Task brief
Set down each record below precisely, skipping the pictures.

Dataset content
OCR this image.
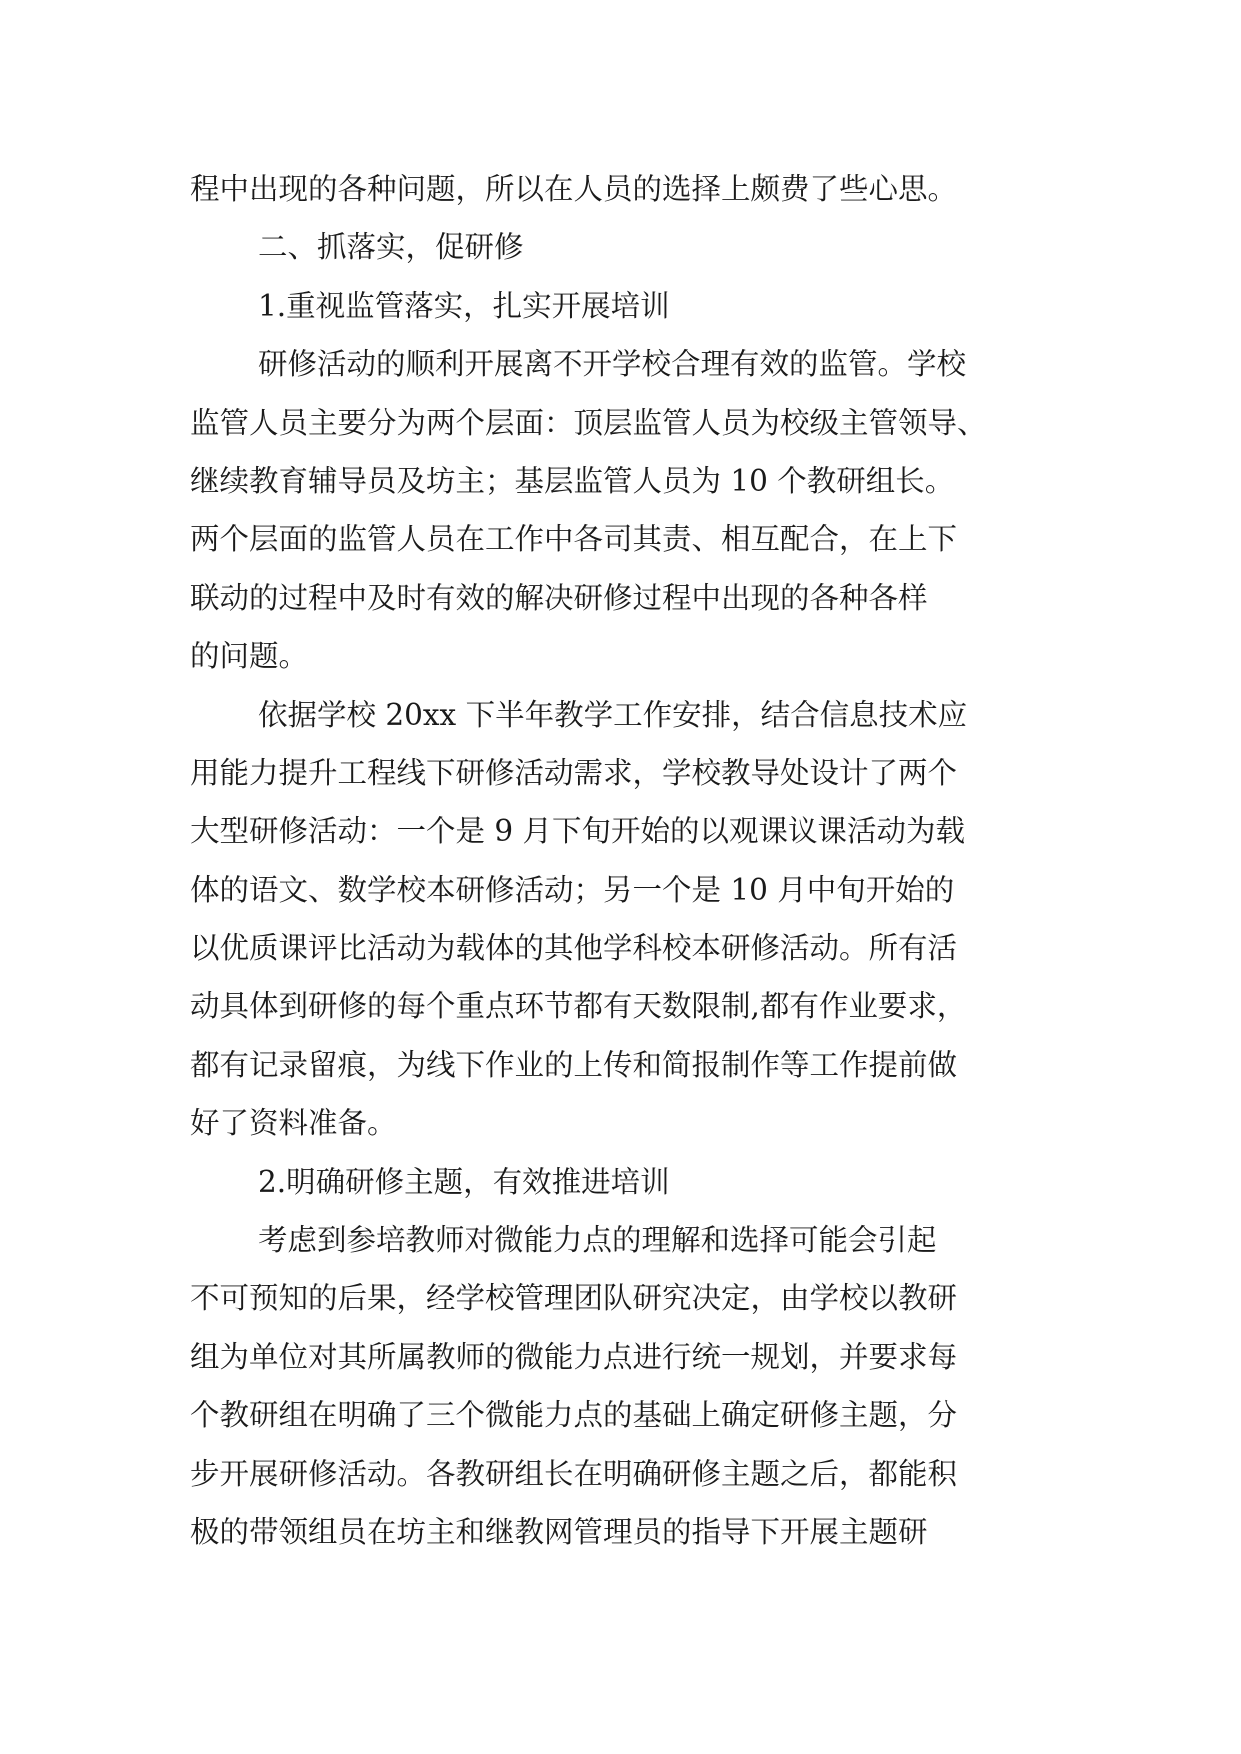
程中出现的各种问题，所以在人员的选择上颇费了些心思。
二、抓落实，促研修
1.重视监管落实，扎实开展培训
研修活动的顺利开展离不开学校合理有效的监管。学校
监管人员主要分为两个层面：顶层监管人员为校级主管领导、
继续教育辅导员及坊主；基层监管人员为 10 个教研组长。
两个层面的监管人员在工作中各司其责、相互配合，在上下
联动的过程中及时有效的解决研修过程中出现的各种各样
的问题。
依据学校 20xx 下半年教学工作安排，结合信息技术应
用能力提升工程线下研修活动需求，学校教导处设计了两个
大型研修活动：一个是 9 月下旬开始的以观课议课活动为载
体的语文、数学校本研修活动；另一个是 10 月中旬开始的
以优质课评比活动为载体的其他学科校本研修活动。所有活
动具体到研修的每个重点环节都有天数限制,都有作业要求，
都有记录留痕，为线下作业的上传和简报制作等工作提前做
好了资料准备。
2.明确研修主题，有效推进培训
考虑到参培教师对微能力点的理解和选择可能会引起
不可预知的后果，经学校管理团队研究决定，由学校以教研
组为单位对其所属教师的微能力点进行统一规划，并要求每
个教研组在明确了三个微能力点的基础上确定研修主题，分
步开展研修活动。各教研组长在明确研修主题之后，都能积
极的带领组员在坊主和继教网管理员的指导下开展主题研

Answer to the task
OCR this image.
程中出现的各种问题，所以在人员的选择上颇费了些心思。
二、抓落实，促研修
1.重视监管落实，扎实开展培训
研修活动的顺利开展离不开学校合理有效的监管。学校
监管人员主要分为两个层面：顶层监管人员为校级主管领导、
继续教育辅导员及坊主；基层监管人员为 10 个教研组长。
两个层面的监管人员在工作中各司其责、相互配合，在上下
联动的过程中及时有效的解决研修过程中出现的各种各样
的问题。
依据学校 20xx 下半年教学工作安排，结合信息技术应
用能力提升工程线下研修活动需求，学校教导处设计了两个
大型研修活动：一个是 9 月下旬开始的以观课议课活动为载
体的语文、数学校本研修活动；另一个是 10 月中旬开始的
以优质课评比活动为载体的其他学科校本研修活动。所有活
动具体到研修的每个重点环节都有天数限制,都有作业要求，
都有记录留痕，为线下作业的上传和简报制作等工作提前做
好了资料准备。
2.明确研修主题，有效推进培训
考虑到参培教师对微能力点的理解和选择可能会引起
不可预知的后果，经学校管理团队研究决定，由学校以教研
组为单位对其所属教师的微能力点进行统一规划，并要求每
个教研组在明确了三个微能力点的基础上确定研修主题，分
步开展研修活动。各教研组长在明确研修主题之后，都能积
极的带领组员在坊主和继教网管理员的指导下开展主题研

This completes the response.